**Data for processing:**
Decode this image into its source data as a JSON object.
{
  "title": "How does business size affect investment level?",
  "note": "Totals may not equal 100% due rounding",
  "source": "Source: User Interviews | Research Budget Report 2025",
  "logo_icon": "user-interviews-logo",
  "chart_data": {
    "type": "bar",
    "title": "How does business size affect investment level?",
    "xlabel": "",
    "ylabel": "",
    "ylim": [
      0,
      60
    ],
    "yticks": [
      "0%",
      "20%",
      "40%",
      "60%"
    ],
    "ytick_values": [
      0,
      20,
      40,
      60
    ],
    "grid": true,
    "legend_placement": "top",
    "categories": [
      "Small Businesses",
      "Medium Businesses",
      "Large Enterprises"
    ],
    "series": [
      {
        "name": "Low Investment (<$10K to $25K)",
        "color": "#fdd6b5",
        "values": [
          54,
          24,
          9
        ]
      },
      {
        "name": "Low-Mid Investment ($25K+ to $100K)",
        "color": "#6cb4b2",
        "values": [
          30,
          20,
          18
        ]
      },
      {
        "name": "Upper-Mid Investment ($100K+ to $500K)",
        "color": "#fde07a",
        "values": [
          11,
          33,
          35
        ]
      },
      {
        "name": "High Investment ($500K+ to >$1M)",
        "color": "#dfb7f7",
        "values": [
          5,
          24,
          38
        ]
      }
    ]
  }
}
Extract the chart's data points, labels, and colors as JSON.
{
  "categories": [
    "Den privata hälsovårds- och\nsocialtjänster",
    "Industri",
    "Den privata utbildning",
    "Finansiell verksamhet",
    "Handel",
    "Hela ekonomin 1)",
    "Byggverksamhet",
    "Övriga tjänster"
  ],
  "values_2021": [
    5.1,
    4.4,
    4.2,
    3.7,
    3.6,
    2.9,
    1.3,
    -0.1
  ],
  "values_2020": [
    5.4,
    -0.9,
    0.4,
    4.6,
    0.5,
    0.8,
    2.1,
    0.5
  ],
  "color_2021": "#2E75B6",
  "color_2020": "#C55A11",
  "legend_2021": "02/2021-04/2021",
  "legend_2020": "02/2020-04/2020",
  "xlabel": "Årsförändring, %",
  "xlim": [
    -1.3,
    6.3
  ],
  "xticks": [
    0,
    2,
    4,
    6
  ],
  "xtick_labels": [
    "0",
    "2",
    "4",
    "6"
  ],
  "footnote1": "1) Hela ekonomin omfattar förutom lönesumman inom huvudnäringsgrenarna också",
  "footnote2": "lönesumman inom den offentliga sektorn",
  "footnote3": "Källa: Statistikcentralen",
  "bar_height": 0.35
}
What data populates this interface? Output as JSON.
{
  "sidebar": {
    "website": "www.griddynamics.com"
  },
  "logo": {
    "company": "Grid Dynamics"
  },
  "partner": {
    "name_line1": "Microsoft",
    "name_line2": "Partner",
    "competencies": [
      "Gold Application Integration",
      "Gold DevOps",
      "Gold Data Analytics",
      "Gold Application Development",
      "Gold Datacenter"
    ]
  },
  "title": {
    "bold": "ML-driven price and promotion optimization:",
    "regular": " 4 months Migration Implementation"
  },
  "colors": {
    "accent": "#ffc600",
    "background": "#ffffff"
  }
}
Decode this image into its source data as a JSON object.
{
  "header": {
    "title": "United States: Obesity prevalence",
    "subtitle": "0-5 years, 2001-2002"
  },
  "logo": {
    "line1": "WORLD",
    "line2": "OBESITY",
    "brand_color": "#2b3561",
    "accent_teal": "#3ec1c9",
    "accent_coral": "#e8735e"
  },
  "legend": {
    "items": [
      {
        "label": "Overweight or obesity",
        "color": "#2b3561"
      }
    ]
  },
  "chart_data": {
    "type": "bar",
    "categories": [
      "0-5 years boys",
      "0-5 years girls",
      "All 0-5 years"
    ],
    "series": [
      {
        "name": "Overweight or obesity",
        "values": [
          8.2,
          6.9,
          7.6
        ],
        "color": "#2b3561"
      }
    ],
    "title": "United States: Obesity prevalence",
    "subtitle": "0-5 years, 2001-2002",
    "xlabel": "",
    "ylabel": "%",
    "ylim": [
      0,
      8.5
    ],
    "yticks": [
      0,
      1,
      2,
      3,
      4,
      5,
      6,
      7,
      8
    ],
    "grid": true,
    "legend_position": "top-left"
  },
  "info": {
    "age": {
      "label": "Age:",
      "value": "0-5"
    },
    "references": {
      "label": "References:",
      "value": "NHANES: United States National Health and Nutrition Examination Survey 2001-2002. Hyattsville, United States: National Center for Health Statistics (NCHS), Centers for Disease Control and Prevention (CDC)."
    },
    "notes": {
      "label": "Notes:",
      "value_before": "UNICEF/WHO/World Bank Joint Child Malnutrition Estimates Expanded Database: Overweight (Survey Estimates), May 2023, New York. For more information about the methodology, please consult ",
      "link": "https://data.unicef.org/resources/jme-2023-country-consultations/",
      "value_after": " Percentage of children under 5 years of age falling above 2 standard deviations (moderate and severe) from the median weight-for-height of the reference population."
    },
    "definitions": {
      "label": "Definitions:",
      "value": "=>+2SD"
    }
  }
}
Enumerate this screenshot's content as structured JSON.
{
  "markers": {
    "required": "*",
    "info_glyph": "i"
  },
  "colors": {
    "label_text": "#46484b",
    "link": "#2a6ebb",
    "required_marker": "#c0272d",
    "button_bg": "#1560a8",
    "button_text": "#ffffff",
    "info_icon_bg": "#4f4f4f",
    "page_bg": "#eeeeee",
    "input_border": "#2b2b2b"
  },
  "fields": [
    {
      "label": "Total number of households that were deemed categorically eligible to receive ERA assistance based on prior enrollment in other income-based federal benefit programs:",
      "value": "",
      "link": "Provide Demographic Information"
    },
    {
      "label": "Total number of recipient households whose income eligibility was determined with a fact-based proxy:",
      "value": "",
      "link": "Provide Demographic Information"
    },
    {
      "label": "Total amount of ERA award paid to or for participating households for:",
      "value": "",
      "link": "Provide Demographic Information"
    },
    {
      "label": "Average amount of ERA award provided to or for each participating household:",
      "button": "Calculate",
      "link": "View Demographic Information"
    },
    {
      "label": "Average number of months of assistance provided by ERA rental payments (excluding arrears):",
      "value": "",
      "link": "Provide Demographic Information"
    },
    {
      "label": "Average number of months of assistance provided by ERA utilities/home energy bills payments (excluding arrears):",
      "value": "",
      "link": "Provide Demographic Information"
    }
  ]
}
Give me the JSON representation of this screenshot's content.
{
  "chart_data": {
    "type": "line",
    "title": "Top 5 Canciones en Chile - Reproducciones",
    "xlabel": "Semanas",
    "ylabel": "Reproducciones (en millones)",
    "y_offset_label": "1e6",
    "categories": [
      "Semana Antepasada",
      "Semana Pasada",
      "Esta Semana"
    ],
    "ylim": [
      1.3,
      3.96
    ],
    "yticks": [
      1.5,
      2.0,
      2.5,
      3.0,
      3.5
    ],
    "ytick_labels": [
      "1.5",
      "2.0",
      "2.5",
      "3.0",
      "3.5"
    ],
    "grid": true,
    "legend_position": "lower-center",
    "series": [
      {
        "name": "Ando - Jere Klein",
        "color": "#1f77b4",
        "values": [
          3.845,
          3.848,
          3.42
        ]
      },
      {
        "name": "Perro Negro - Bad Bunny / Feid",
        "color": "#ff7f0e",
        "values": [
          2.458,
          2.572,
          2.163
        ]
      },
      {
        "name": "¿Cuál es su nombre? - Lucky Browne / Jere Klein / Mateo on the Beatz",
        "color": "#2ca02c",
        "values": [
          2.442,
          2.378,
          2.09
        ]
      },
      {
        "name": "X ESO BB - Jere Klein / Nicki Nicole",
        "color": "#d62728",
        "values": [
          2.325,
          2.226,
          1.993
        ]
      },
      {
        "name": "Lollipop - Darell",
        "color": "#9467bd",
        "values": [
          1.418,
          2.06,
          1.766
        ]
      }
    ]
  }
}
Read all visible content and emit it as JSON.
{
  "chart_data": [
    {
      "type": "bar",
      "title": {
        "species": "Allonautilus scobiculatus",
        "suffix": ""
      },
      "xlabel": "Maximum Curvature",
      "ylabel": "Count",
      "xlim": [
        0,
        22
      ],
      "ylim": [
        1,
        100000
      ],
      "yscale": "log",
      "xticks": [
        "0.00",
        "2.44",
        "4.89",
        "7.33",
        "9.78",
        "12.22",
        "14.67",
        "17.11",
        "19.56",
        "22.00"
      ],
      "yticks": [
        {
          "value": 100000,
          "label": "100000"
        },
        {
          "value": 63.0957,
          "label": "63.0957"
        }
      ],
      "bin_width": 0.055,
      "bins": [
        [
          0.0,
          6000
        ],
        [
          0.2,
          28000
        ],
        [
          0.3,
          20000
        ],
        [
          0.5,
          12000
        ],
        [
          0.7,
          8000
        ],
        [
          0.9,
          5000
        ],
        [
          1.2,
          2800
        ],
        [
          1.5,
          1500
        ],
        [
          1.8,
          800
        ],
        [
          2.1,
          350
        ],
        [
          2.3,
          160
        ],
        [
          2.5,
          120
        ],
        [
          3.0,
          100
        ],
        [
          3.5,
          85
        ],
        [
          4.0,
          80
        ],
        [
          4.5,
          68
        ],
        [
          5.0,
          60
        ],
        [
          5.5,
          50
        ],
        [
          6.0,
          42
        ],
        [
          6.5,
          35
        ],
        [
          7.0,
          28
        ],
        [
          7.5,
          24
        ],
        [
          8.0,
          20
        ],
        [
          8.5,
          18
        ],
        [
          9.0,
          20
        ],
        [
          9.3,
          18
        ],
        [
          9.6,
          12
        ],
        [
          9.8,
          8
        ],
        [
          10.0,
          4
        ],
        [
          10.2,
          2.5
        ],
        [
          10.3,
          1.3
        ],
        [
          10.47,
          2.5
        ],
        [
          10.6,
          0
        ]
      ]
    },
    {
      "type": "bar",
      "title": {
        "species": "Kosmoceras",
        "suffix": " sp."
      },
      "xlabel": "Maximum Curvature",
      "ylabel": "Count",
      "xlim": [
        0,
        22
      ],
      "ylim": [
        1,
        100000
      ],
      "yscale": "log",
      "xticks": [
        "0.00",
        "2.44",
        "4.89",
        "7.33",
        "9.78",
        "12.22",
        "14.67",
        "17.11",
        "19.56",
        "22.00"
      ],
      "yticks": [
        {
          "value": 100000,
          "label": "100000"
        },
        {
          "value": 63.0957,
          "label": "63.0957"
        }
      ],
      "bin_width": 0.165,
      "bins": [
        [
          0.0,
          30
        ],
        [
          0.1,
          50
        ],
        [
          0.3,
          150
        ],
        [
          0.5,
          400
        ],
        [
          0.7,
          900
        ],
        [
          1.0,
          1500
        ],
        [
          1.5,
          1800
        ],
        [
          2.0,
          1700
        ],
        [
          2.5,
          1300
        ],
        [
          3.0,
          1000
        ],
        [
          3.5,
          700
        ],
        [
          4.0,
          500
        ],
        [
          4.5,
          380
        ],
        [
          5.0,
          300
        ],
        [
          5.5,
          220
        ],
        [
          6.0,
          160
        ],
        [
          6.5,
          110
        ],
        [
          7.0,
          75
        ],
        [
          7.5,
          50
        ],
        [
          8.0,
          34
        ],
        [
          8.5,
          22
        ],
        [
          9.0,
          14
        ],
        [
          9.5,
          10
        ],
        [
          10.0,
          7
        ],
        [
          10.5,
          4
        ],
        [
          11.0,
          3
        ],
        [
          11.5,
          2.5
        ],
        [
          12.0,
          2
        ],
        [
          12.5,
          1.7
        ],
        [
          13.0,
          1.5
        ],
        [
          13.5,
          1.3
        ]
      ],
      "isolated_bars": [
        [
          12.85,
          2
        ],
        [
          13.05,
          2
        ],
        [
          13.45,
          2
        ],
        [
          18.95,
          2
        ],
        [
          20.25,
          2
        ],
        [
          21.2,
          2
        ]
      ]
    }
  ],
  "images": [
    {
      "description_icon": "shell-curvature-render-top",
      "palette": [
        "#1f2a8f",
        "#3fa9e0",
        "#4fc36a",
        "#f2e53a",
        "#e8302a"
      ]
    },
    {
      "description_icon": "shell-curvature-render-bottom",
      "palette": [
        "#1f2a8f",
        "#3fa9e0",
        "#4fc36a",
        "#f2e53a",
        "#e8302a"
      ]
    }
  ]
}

**Task objective:**
Find all lines where the word "render" appears. Copy them.

**Problem solution:**
      "description_icon": "shell-curvature-render-top",
      "description_icon": "shell-curvature-render-bottom",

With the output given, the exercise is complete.